## START

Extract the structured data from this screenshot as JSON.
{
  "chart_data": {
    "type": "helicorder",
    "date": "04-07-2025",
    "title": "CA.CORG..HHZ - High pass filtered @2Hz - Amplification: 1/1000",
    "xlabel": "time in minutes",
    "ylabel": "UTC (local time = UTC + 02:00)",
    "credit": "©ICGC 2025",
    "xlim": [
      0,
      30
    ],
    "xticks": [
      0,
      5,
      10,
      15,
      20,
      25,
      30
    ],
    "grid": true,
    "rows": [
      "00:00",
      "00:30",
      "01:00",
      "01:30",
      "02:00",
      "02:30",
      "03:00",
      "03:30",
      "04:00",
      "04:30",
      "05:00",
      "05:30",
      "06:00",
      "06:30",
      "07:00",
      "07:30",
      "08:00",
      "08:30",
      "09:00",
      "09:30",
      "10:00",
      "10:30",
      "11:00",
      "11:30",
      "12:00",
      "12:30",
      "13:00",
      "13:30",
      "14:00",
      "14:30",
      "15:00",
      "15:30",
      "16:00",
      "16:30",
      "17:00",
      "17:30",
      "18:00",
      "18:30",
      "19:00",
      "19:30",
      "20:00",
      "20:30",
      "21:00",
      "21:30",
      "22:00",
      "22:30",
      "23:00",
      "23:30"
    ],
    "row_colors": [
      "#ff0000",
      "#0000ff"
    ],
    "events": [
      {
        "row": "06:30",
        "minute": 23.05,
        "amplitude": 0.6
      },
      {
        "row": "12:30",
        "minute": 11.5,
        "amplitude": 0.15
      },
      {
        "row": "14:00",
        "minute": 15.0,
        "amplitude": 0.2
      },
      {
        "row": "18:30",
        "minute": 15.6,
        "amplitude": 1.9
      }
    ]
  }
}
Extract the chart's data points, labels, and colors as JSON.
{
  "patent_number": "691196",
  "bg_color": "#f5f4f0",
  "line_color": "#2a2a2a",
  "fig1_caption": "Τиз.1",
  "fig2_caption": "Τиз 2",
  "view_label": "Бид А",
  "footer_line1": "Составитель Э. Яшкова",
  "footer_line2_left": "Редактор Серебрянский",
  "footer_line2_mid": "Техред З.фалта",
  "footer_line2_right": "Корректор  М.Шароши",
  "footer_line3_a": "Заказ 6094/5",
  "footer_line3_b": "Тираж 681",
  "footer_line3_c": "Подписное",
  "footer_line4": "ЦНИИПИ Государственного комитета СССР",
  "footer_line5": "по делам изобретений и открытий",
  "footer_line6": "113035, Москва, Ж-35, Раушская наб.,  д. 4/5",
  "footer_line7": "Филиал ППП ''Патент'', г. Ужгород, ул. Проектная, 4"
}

## END

_Written exercise_
Copy out each line in the preceding records that contains "JSON".

_Result below_
Extract the structured data from this screenshot as JSON.
Extract the chart's data points, labels, and colors as JSON.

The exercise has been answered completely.